---------- Provided data

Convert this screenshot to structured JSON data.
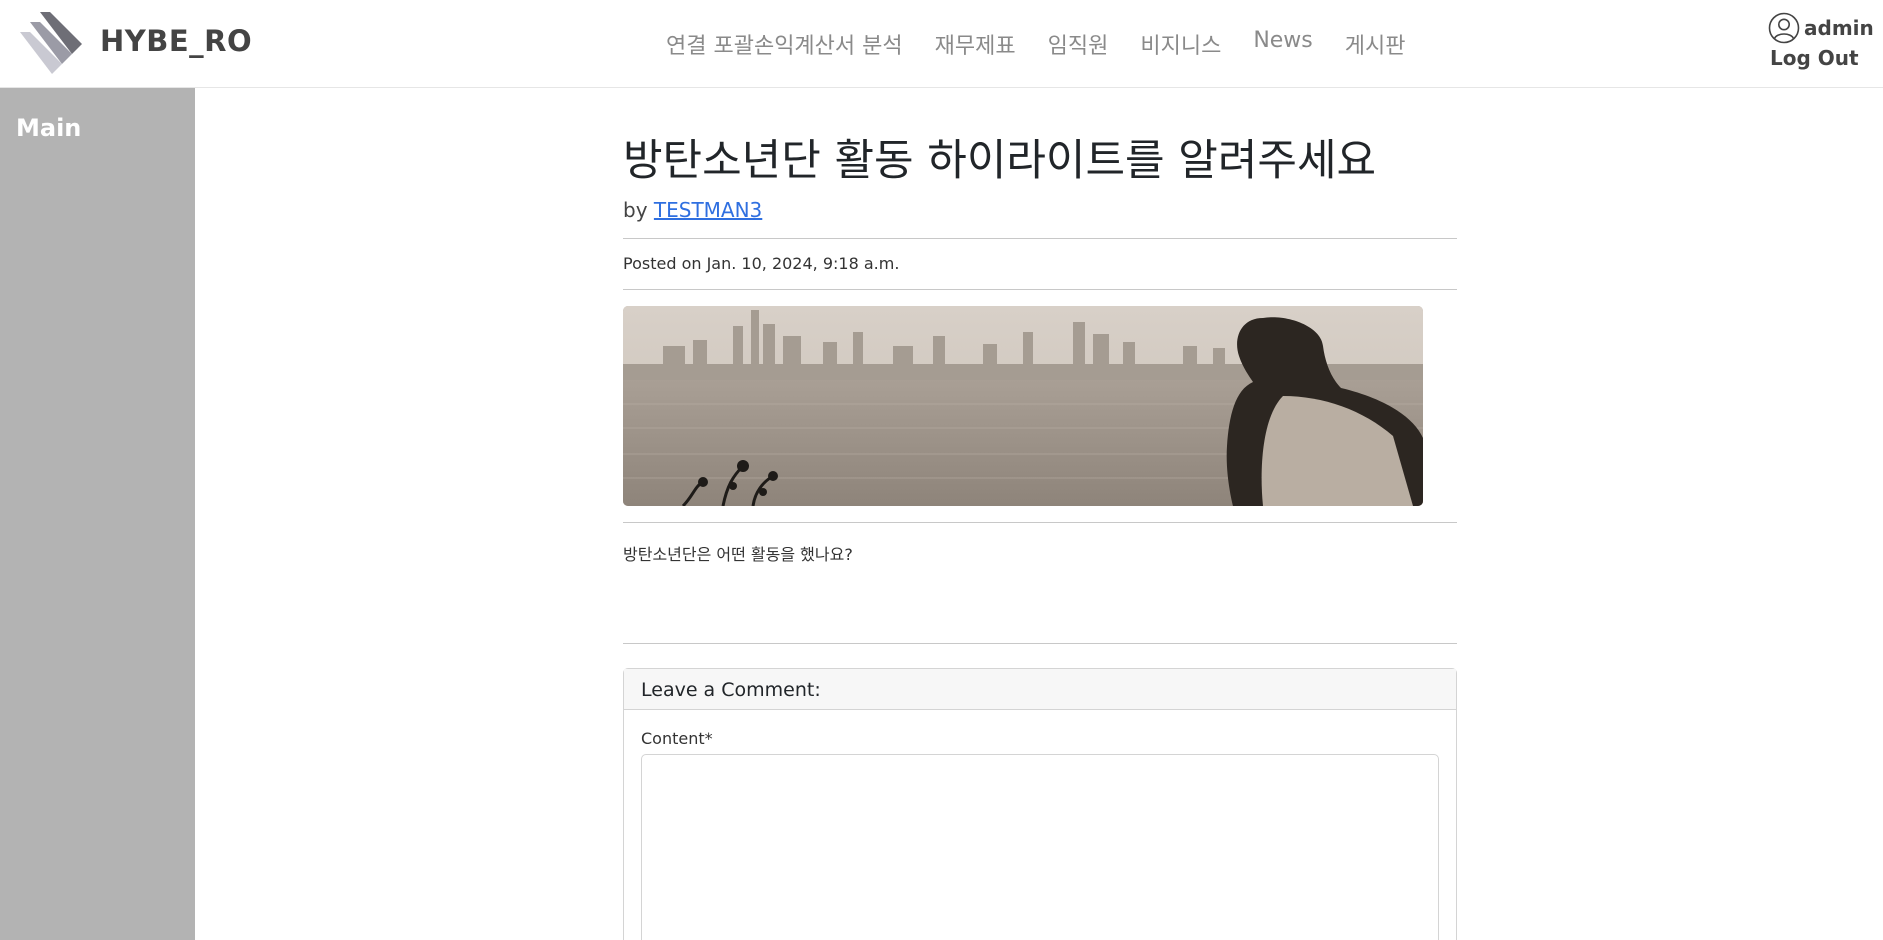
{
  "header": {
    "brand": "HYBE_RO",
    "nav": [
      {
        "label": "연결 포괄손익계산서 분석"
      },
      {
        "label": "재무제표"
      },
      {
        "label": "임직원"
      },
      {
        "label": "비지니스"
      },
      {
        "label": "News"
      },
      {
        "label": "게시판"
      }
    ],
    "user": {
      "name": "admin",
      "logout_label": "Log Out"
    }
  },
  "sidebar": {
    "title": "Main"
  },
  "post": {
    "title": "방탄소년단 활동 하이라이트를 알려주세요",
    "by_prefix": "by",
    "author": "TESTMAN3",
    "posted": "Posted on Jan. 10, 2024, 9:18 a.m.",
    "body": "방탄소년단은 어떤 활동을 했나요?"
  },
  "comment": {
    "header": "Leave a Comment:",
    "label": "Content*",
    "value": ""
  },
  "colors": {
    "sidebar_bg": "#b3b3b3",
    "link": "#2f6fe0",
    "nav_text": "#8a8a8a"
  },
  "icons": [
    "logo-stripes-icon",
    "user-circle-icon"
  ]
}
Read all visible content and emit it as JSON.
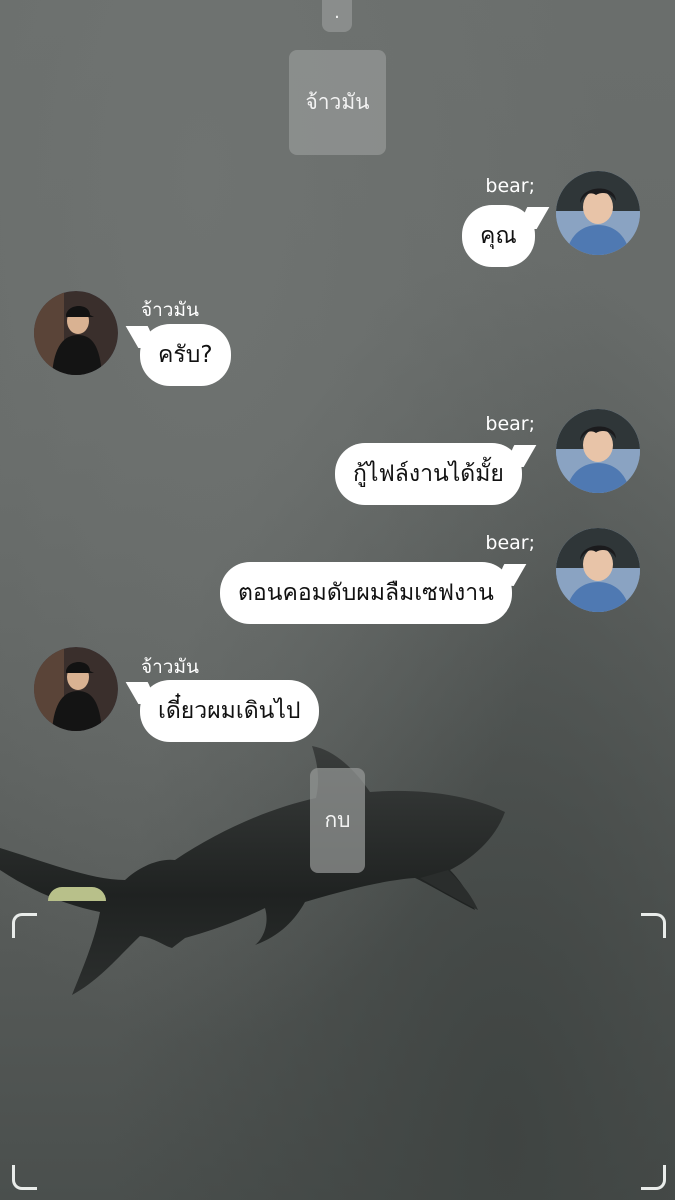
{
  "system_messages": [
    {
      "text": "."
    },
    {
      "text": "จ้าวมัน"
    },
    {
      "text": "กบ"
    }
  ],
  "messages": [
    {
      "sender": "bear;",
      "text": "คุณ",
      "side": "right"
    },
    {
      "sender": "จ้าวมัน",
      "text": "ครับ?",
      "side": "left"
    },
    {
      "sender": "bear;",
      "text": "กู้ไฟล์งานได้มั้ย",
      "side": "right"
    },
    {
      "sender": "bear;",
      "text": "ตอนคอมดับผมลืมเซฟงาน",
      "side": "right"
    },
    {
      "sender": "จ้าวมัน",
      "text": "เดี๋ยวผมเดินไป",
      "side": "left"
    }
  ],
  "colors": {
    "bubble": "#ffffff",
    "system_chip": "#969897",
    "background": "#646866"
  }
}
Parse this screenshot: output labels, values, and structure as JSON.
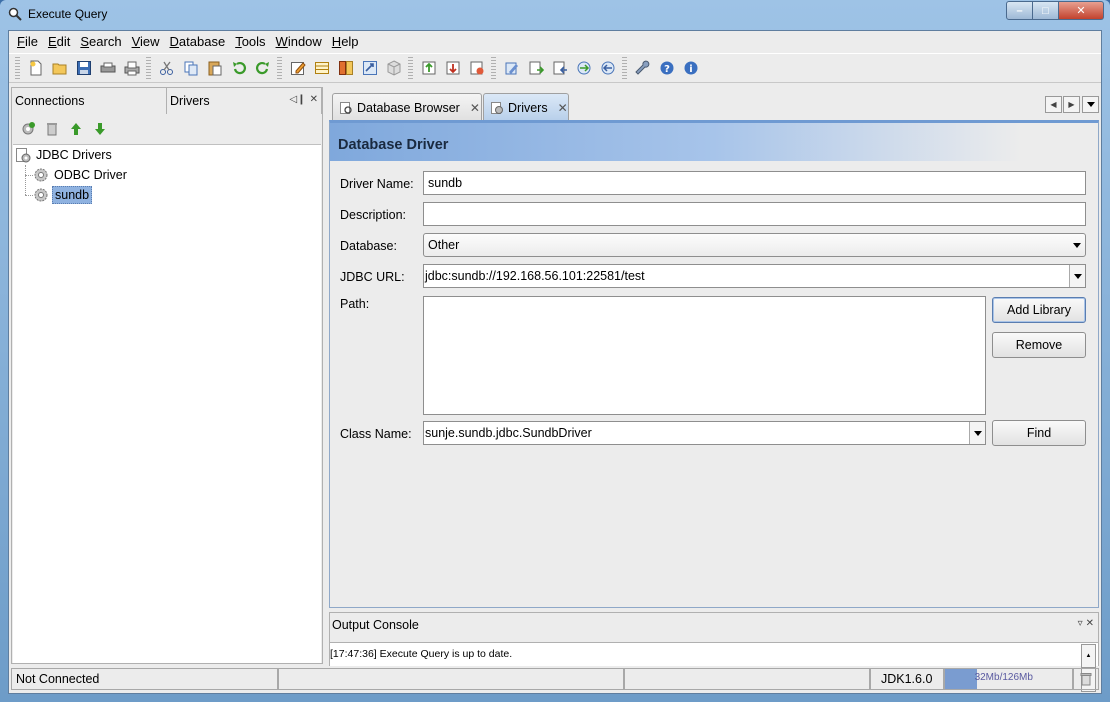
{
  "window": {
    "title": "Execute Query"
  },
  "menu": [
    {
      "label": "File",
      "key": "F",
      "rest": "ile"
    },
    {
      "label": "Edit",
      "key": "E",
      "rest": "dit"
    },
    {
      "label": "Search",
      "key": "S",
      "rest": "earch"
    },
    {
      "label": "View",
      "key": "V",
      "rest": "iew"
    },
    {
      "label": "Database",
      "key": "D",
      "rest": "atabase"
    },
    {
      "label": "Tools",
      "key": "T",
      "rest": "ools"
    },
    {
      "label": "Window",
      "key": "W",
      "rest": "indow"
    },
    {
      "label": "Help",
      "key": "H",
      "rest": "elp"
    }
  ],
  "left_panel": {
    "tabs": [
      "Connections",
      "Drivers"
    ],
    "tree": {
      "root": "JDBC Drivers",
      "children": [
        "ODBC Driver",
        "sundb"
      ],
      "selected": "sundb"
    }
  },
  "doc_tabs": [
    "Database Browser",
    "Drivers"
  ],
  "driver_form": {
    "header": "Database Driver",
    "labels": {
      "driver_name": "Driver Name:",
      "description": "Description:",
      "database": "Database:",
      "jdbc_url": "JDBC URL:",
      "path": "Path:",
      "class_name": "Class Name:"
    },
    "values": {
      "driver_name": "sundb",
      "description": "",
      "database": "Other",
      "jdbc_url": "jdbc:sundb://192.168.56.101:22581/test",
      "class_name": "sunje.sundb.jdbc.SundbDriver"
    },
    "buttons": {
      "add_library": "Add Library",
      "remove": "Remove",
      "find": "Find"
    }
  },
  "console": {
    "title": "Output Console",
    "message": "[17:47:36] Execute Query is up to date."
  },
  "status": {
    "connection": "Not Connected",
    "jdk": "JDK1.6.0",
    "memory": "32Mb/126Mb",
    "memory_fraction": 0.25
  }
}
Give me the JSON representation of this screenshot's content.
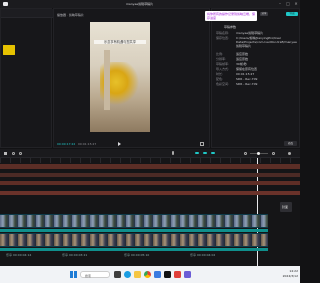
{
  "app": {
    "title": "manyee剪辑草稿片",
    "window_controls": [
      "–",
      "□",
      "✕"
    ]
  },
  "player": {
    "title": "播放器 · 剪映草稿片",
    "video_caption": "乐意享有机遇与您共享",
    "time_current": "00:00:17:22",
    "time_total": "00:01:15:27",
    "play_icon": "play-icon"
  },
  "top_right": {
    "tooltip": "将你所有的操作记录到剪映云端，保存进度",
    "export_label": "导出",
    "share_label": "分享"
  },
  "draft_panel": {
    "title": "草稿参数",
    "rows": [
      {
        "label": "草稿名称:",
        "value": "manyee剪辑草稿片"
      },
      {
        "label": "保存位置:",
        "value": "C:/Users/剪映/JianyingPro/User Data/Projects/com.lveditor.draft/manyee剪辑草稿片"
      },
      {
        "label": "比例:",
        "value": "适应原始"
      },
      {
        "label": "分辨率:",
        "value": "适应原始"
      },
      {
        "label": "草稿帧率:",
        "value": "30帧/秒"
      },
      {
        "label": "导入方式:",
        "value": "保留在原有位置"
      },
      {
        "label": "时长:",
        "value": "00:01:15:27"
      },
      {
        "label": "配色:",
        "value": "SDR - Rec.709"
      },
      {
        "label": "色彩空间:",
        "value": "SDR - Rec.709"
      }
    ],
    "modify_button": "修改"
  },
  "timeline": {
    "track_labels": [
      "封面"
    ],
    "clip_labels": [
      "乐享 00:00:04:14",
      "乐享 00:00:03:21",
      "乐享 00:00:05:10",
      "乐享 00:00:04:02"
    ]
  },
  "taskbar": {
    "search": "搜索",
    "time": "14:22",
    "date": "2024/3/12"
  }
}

--------------------

(Work to do): Write every entry out again exactly, dropping the pictures.

(Written answer):
Convert this screenshot to structured JSON data.
{
  "header": {
    "brand": "HYBE_RO",
    "nav": [
      {
        "label": "연결 포괄손익계산서 분석"
      },
      {
        "label": "재무제표"
      },
      {
        "label": "임직원"
      },
      {
        "label": "비지니스"
      },
      {
        "label": "News"
      },
      {
        "label": "게시판"
      }
    ],
    "user": {
      "name": "admin",
      "logout_label": "Log Out"
    }
  },
  "sidebar": {
    "title": "Main"
  },
  "post": {
    "title": "방탄소년단 활동 하이라이트를 알려주세요",
    "by_prefix": "by",
    "author": "TESTMAN3",
    "posted": "Posted on Jan. 10, 2024, 9:18 a.m.",
    "body": "방탄소년단은 어떤 활동을 했나요?"
  },
  "comment": {
    "header": "Leave a Comment:",
    "label": "Content*",
    "value": ""
  },
  "colors": {
    "sidebar_bg": "#b3b3b3",
    "link": "#2f6fe0",
    "nav_text": "#8a8a8a"
  },
  "icons": [
    "logo-stripes-icon",
    "user-circle-icon"
  ]
}
Read all visible content and emit it as JSON.
{
  "system_messages": [
    {
      "text": "."
    },
    {
      "text": "จ้าวมัน"
    },
    {
      "text": "กบ"
    }
  ],
  "messages": [
    {
      "sender": "bear;",
      "text": "คุณ",
      "side": "right"
    },
    {
      "sender": "จ้าวมัน",
      "text": "ครับ?",
      "side": "left"
    },
    {
      "sender": "bear;",
      "text": "กู้ไฟล์งานได้มั้ย",
      "side": "right"
    },
    {
      "sender": "bear;",
      "text": "ตอนคอมดับผมลืมเซฟงาน",
      "side": "right"
    },
    {
      "sender": "จ้าวมัน",
      "text": "เดี๋ยวผมเดินไป",
      "side": "left"
    }
  ],
  "colors": {
    "bubble": "#ffffff",
    "system_chip": "#969897",
    "background": "#646866"
  }
}
Parse this screenshot: output labels, values, and structure as JSON.
{
  "window": {
    "title": "Execute Query"
  },
  "menu": [
    {
      "label": "File",
      "key": "F",
      "rest": "ile"
    },
    {
      "label": "Edit",
      "key": "E",
      "rest": "dit"
    },
    {
      "label": "Search",
      "key": "S",
      "rest": "earch"
    },
    {
      "label": "View",
      "key": "V",
      "rest": "iew"
    },
    {
      "label": "Database",
      "key": "D",
      "rest": "atabase"
    },
    {
      "label": "Tools",
      "key": "T",
      "rest": "ools"
    },
    {
      "label": "Window",
      "key": "W",
      "rest": "indow"
    },
    {
      "label": "Help",
      "key": "H",
      "rest": "elp"
    }
  ],
  "left_panel": {
    "tabs": [
      "Connections",
      "Drivers"
    ],
    "tree": {
      "root": "JDBC Drivers",
      "children": [
        "ODBC Driver",
        "sundb"
      ],
      "selected": "sundb"
    }
  },
  "doc_tabs": [
    "Database Browser",
    "Drivers"
  ],
  "driver_form": {
    "header": "Database Driver",
    "labels": {
      "driver_name": "Driver Name:",
      "description": "Description:",
      "database": "Database:",
      "jdbc_url": "JDBC URL:",
      "path": "Path:",
      "class_name": "Class Name:"
    },
    "values": {
      "driver_name": "sundb",
      "description": "",
      "database": "Other",
      "jdbc_url": "jdbc:sundb://192.168.56.101:22581/test",
      "class_name": "sunje.sundb.jdbc.SundbDriver"
    },
    "buttons": {
      "add_library": "Add Library",
      "remove": "Remove",
      "find": "Find"
    }
  },
  "console": {
    "title": "Output Console",
    "message": "[17:47:36] Execute Query is up to date."
  },
  "status": {
    "connection": "Not Connected",
    "jdk": "JDK1.6.0",
    "memory": "32Mb/126Mb",
    "memory_fraction": 0.25
  }
}
Give me the JSON representation of this screenshot's content.
{
  "app": {
    "title": "manyee剪辑草稿片",
    "window_controls": [
      "–",
      "□",
      "✕"
    ]
  },
  "player": {
    "title": "播放器 · 剪映草稿片",
    "video_caption": "乐意享有机遇与您共享",
    "time_current": "00:00:17:22",
    "time_total": "00:01:15:27",
    "play_icon": "play-icon"
  },
  "top_right": {
    "tooltip": "将你所有的操作记录到剪映云端，保存进度",
    "export_label": "导出",
    "share_label": "分享"
  },
  "draft_panel": {
    "title": "草稿参数",
    "rows": [
      {
        "label": "草稿名称:",
        "value": "manyee剪辑草稿片"
      },
      {
        "label": "保存位置:",
        "value": "C:/Users/剪映/JianyingPro/User Data/Projects/com.lveditor.draft/manyee剪辑草稿片"
      },
      {
        "label": "比例:",
        "value": "适应原始"
      },
      {
        "label": "分辨率:",
        "value": "适应原始"
      },
      {
        "label": "草稿帧率:",
        "value": "30帧/秒"
      },
      {
        "label": "导入方式:",
        "value": "保留在原有位置"
      },
      {
        "label": "时长:",
        "value": "00:01:15:27"
      },
      {
        "label": "配色:",
        "value": "SDR - Rec.709"
      },
      {
        "label": "色彩空间:",
        "value": "SDR - Rec.709"
      }
    ],
    "modify_button": "修改"
  },
  "timeline": {
    "track_labels": [
      "封面"
    ],
    "clip_labels": [
      "乐享 00:00:04:14",
      "乐享 00:00:03:21",
      "乐享 00:00:05:10",
      "乐享 00:00:04:02"
    ]
  },
  "taskbar": {
    "search": "搜索",
    "time": "14:22",
    "date": "2024/3/12"
  }
}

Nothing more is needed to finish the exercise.